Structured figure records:
┌──

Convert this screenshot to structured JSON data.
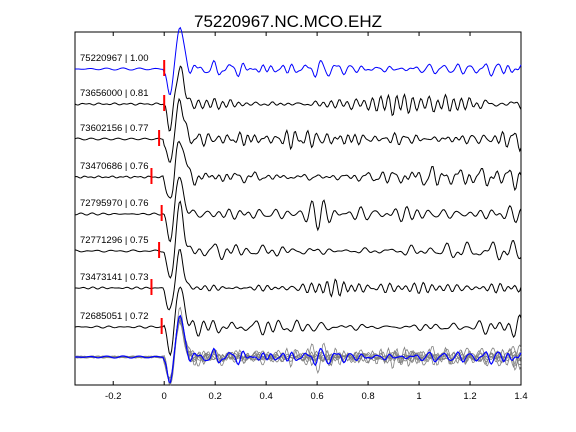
{
  "chart_data": {
    "type": "line",
    "title": "75220967.NC.MCO.EHZ",
    "xlabel": "",
    "ylabel": "",
    "xlim": [
      -0.35,
      1.4
    ],
    "x_ticks": [
      -0.2,
      0,
      0.2,
      0.4,
      0.6,
      0.8,
      1,
      1.2,
      1.4
    ],
    "x_tick_labels": [
      "-0.2",
      "0",
      "0.2",
      "0.4",
      "0.6",
      "0.8",
      "1",
      "1.2",
      "1.4"
    ],
    "grid": false,
    "colors": {
      "reference": "#0000ff",
      "trace": "#000000",
      "overlay": "#808080",
      "pick": "#ff0000"
    },
    "traces": [
      {
        "label": "75220967 | 1.00",
        "event_id": "75220967",
        "correlation": 1.0,
        "pick_time": 0.0,
        "color": "#0000ff"
      },
      {
        "label": "73656000 | 0.81",
        "event_id": "73656000",
        "correlation": 0.81,
        "pick_time": 0.0,
        "color": "#000000"
      },
      {
        "label": "73602156 | 0.77",
        "event_id": "73602156",
        "correlation": 0.77,
        "pick_time": -0.02,
        "color": "#000000"
      },
      {
        "label": "73470686 | 0.76",
        "event_id": "73470686",
        "correlation": 0.76,
        "pick_time": -0.05,
        "color": "#000000"
      },
      {
        "label": "72795970 | 0.76",
        "event_id": "72795970",
        "correlation": 0.76,
        "pick_time": -0.01,
        "color": "#000000"
      },
      {
        "label": "72771296 | 0.75",
        "event_id": "72771296",
        "correlation": 0.75,
        "pick_time": -0.02,
        "color": "#000000"
      },
      {
        "label": "73473141 | 0.73",
        "event_id": "73473141",
        "correlation": 0.73,
        "pick_time": -0.05,
        "color": "#000000"
      },
      {
        "label": "72685051 | 0.72",
        "event_id": "72685051",
        "correlation": 0.72,
        "pick_time": -0.01,
        "color": "#000000"
      }
    ],
    "stack": {
      "overlay_of_all_traces": true
    }
  }
}
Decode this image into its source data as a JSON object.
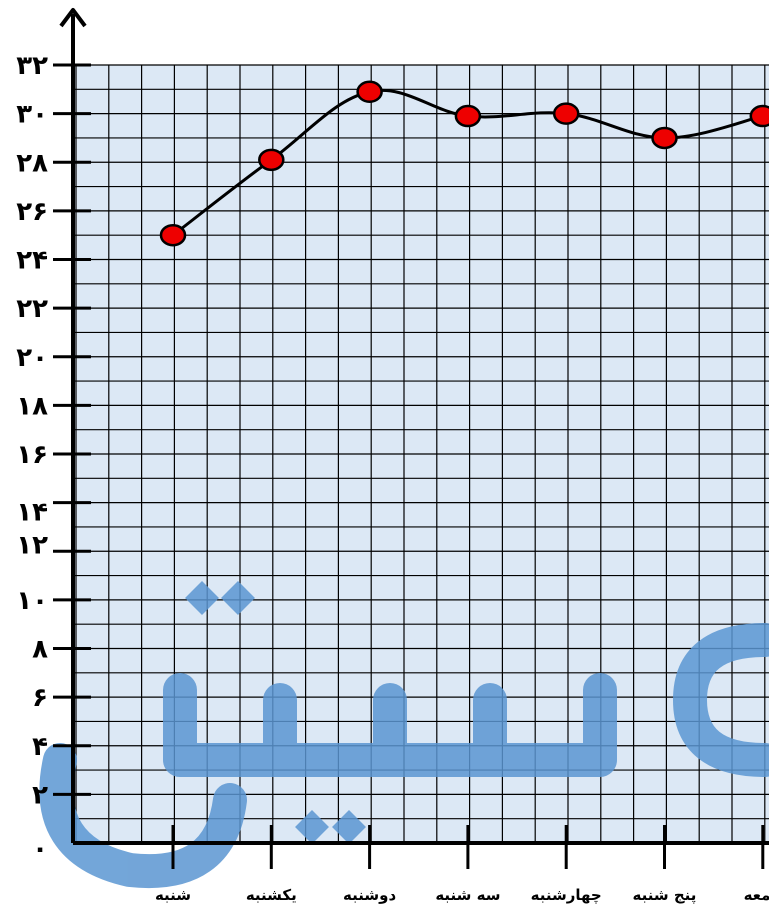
{
  "chart_data": {
    "type": "line",
    "title": "",
    "xlabel": "",
    "ylabel": "",
    "categories": [
      "شنبه",
      "یکشنبه",
      "دوشنبه",
      "سه شنبه",
      "چهارشنبه",
      "پنج شنبه",
      "جمعه"
    ],
    "series": [
      {
        "values": [
          25,
          28.1,
          30.9,
          29.9,
          30,
          29,
          29.9
        ]
      }
    ],
    "ylim": [
      0,
      32
    ],
    "yticks": [
      "۰",
      "۲",
      "۴",
      "۶",
      "۸",
      "۱۰",
      "۱۲",
      "۱۴",
      "۱۶",
      "۱۸",
      "۲۰",
      "۲۲",
      "۲۴",
      "۲۶",
      "۲۸",
      "۳۰",
      "۳۲"
    ],
    "grid": true,
    "colors": {
      "plot_background": "#dce8f5",
      "grid": "#000000",
      "line": "#000000",
      "marker_fill": "#ee0000",
      "watermark": "#5b96d2"
    }
  }
}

└──

* [INSTRUCTION]: Exclude all images and restate the records above word for word.

* [COMPLETE OUTPUT]:
Convert this screenshot to structured JSON data.
{
  "chart_data": {
    "type": "line",
    "title": "75220967.NC.MCO.EHZ",
    "xlabel": "",
    "ylabel": "",
    "xlim": [
      -0.35,
      1.4
    ],
    "x_ticks": [
      -0.2,
      0,
      0.2,
      0.4,
      0.6,
      0.8,
      1,
      1.2,
      1.4
    ],
    "x_tick_labels": [
      "-0.2",
      "0",
      "0.2",
      "0.4",
      "0.6",
      "0.8",
      "1",
      "1.2",
      "1.4"
    ],
    "grid": false,
    "colors": {
      "reference": "#0000ff",
      "trace": "#000000",
      "overlay": "#808080",
      "pick": "#ff0000"
    },
    "traces": [
      {
        "label": "75220967 | 1.00",
        "event_id": "75220967",
        "correlation": 1.0,
        "pick_time": 0.0,
        "color": "#0000ff"
      },
      {
        "label": "73656000 | 0.81",
        "event_id": "73656000",
        "correlation": 0.81,
        "pick_time": 0.0,
        "color": "#000000"
      },
      {
        "label": "73602156 | 0.77",
        "event_id": "73602156",
        "correlation": 0.77,
        "pick_time": -0.02,
        "color": "#000000"
      },
      {
        "label": "73470686 | 0.76",
        "event_id": "73470686",
        "correlation": 0.76,
        "pick_time": -0.05,
        "color": "#000000"
      },
      {
        "label": "72795970 | 0.76",
        "event_id": "72795970",
        "correlation": 0.76,
        "pick_time": -0.01,
        "color": "#000000"
      },
      {
        "label": "72771296 | 0.75",
        "event_id": "72771296",
        "correlation": 0.75,
        "pick_time": -0.02,
        "color": "#000000"
      },
      {
        "label": "73473141 | 0.73",
        "event_id": "73473141",
        "correlation": 0.73,
        "pick_time": -0.05,
        "color": "#000000"
      },
      {
        "label": "72685051 | 0.72",
        "event_id": "72685051",
        "correlation": 0.72,
        "pick_time": -0.01,
        "color": "#000000"
      }
    ],
    "stack": {
      "overlay_of_all_traces": true
    }
  }
}
Decode this image into its source data as a JSON object.
{
  "chart_data": {
    "type": "line",
    "title": "",
    "xlabel": "",
    "ylabel": "",
    "categories": [
      "شنبه",
      "یکشنبه",
      "دوشنبه",
      "سه شنبه",
      "چهارشنبه",
      "پنج شنبه",
      "جمعه"
    ],
    "series": [
      {
        "values": [
          25,
          28.1,
          30.9,
          29.9,
          30,
          29,
          29.9
        ]
      }
    ],
    "ylim": [
      0,
      32
    ],
    "yticks": [
      "۰",
      "۲",
      "۴",
      "۶",
      "۸",
      "۱۰",
      "۱۲",
      "۱۴",
      "۱۶",
      "۱۸",
      "۲۰",
      "۲۲",
      "۲۴",
      "۲۶",
      "۲۸",
      "۳۰",
      "۳۲"
    ],
    "grid": true,
    "colors": {
      "plot_background": "#dce8f5",
      "grid": "#000000",
      "line": "#000000",
      "marker_fill": "#ee0000",
      "watermark": "#5b96d2"
    }
  }
}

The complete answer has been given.